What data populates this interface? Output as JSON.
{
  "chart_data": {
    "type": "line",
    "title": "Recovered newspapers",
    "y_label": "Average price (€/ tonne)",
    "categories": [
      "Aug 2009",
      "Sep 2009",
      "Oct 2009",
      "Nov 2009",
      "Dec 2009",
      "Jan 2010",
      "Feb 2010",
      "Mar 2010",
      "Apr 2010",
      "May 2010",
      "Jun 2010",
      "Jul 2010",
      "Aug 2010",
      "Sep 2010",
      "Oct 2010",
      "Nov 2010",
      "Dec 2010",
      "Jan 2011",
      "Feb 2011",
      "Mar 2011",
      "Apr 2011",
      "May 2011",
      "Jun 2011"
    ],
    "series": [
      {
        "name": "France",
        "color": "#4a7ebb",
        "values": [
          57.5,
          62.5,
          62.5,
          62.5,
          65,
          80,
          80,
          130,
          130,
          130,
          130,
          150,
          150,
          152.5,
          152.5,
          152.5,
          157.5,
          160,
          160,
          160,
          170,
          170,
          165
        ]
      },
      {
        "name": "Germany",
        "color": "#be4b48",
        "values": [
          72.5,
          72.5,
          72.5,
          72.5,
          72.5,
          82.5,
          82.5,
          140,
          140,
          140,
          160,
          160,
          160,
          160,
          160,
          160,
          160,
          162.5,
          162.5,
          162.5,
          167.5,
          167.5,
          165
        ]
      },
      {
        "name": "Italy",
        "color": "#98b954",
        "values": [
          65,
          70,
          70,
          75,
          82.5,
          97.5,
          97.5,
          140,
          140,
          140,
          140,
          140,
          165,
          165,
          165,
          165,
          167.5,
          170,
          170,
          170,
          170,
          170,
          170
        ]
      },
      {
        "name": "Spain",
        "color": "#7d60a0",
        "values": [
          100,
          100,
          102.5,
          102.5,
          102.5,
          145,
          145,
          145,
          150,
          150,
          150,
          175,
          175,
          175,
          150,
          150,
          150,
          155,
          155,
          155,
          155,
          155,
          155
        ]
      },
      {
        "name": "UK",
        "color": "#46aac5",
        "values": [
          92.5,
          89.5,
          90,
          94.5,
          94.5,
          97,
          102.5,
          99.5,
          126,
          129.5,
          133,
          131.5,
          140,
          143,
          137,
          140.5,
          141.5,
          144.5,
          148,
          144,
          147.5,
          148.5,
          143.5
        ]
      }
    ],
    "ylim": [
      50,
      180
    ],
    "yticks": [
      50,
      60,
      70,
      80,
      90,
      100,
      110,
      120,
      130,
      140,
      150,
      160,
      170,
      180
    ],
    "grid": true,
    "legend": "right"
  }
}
• • • • • • •
__Aim__
Your task is to reproduce the whole listing exactly.

__Problem solution__
What data populates this interface? Output as JSON.
{
  "chart_data": {
    "type": "line",
    "title": "Recovered newspapers",
    "y_label": "Average price (€/ tonne)",
    "categories": [
      "Aug 2009",
      "Sep 2009",
      "Oct 2009",
      "Nov 2009",
      "Dec 2009",
      "Jan 2010",
      "Feb 2010",
      "Mar 2010",
      "Apr 2010",
      "May 2010",
      "Jun 2010",
      "Jul 2010",
      "Aug 2010",
      "Sep 2010",
      "Oct 2010",
      "Nov 2010",
      "Dec 2010",
      "Jan 2011",
      "Feb 2011",
      "Mar 2011",
      "Apr 2011",
      "May 2011",
      "Jun 2011"
    ],
    "series": [
      {
        "name": "France",
        "color": "#4a7ebb",
        "values": [
          57.5,
          62.5,
          62.5,
          62.5,
          65,
          80,
          80,
          130,
          130,
          130,
          130,
          150,
          150,
          152.5,
          152.5,
          152.5,
          157.5,
          160,
          160,
          160,
          170,
          170,
          165
        ]
      },
      {
        "name": "Germany",
        "color": "#be4b48",
        "values": [
          72.5,
          72.5,
          72.5,
          72.5,
          72.5,
          82.5,
          82.5,
          140,
          140,
          140,
          160,
          160,
          160,
          160,
          160,
          160,
          160,
          162.5,
          162.5,
          162.5,
          167.5,
          167.5,
          165
        ]
      },
      {
        "name": "Italy",
        "color": "#98b954",
        "values": [
          65,
          70,
          70,
          75,
          82.5,
          97.5,
          97.5,
          140,
          140,
          140,
          140,
          140,
          165,
          165,
          165,
          165,
          167.5,
          170,
          170,
          170,
          170,
          170,
          170
        ]
      },
      {
        "name": "Spain",
        "color": "#7d60a0",
        "values": [
          100,
          100,
          102.5,
          102.5,
          102.5,
          145,
          145,
          145,
          150,
          150,
          150,
          175,
          175,
          175,
          150,
          150,
          150,
          155,
          155,
          155,
          155,
          155,
          155
        ]
      },
      {
        "name": "UK",
        "color": "#46aac5",
        "values": [
          92.5,
          89.5,
          90,
          94.5,
          94.5,
          97,
          102.5,
          99.5,
          126,
          129.5,
          133,
          131.5,
          140,
          143,
          137,
          140.5,
          141.5,
          144.5,
          148,
          144,
          147.5,
          148.5,
          143.5
        ]
      }
    ],
    "ylim": [
      50,
      180
    ],
    "yticks": [
      50,
      60,
      70,
      80,
      90,
      100,
      110,
      120,
      130,
      140,
      150,
      160,
      170,
      180
    ],
    "grid": true,
    "legend": "right"
  }
}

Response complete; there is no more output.